=== DESCRIPTION OF THE TASK ===
Quote exactly, and only, the lines from the one with "Enumerate this screenshot's" through the end of the listing.

=== DATA PROVIDED ===
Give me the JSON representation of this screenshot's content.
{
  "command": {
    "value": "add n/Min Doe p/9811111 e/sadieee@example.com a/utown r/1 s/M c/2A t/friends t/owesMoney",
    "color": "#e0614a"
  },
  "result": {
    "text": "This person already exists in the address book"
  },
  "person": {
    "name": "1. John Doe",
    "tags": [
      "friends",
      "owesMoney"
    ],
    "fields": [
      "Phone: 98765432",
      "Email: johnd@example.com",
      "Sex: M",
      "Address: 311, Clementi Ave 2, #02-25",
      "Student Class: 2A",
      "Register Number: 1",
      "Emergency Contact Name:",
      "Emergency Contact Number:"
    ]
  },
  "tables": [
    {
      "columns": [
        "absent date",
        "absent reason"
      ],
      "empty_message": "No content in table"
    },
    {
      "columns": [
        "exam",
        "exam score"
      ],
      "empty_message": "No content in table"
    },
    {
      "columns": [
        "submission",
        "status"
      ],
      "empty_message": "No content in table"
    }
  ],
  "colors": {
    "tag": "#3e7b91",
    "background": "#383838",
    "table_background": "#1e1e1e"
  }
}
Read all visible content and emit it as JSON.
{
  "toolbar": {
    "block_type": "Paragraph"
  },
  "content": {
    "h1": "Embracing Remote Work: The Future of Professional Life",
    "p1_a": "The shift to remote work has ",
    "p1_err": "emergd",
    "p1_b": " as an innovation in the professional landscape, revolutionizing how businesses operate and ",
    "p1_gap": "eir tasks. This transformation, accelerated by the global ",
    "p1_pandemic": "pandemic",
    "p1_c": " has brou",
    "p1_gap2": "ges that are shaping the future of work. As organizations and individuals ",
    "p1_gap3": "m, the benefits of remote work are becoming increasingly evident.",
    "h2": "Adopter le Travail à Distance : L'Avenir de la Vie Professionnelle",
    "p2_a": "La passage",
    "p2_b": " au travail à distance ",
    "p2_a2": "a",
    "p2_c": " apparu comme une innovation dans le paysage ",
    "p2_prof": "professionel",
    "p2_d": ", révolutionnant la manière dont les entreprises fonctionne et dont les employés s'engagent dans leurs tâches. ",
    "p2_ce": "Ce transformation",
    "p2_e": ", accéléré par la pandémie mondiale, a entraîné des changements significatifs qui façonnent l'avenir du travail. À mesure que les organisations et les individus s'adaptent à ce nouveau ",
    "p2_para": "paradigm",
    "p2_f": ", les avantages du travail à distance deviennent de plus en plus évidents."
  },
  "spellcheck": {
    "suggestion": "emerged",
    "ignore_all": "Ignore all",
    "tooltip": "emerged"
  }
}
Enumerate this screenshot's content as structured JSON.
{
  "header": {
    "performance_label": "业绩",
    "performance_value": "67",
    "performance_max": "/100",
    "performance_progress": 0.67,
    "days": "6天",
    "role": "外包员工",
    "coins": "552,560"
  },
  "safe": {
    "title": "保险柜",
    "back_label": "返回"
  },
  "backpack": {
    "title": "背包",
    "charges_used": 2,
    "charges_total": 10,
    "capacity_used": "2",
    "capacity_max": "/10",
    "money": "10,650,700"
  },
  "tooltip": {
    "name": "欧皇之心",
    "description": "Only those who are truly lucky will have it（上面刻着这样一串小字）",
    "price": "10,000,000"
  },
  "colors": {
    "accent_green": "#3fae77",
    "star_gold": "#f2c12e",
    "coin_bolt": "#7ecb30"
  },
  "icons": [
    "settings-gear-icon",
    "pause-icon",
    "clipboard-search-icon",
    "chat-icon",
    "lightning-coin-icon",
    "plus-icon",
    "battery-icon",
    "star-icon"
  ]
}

=== OUTPUT FOR THIS TASK ===
Enumerate this screenshot's content as structured JSON.
{
  "header": {
    "performance_label": "业绩",
    "performance_value": "67",
    "performance_max": "/100",
    "performance_progress": 0.67,
    "days": "6天",
    "role": "外包员工",
    "coins": "552,560"
  },
  "safe": {
    "title": "保险柜",
    "back_label": "返回"
  },
  "backpack": {
    "title": "背包",
    "charges_used": 2,
    "charges_total": 10,
    "capacity_used": "2",
    "capacity_max": "/10",
    "money": "10,650,700"
  },
  "tooltip": {
    "name": "欧皇之心",
    "description": "Only those who are truly lucky will have it（上面刻着这样一串小字）",
    "price": "10,000,000"
  },
  "colors": {
    "accent_green": "#3fae77",
    "star_gold": "#f2c12e",
    "coin_bolt": "#7ecb30"
  },
  "icons": [
    "settings-gear-icon",
    "pause-icon",
    "clipboard-search-icon",
    "chat-icon",
    "lightning-coin-icon",
    "plus-icon",
    "battery-icon",
    "star-icon"
  ]
}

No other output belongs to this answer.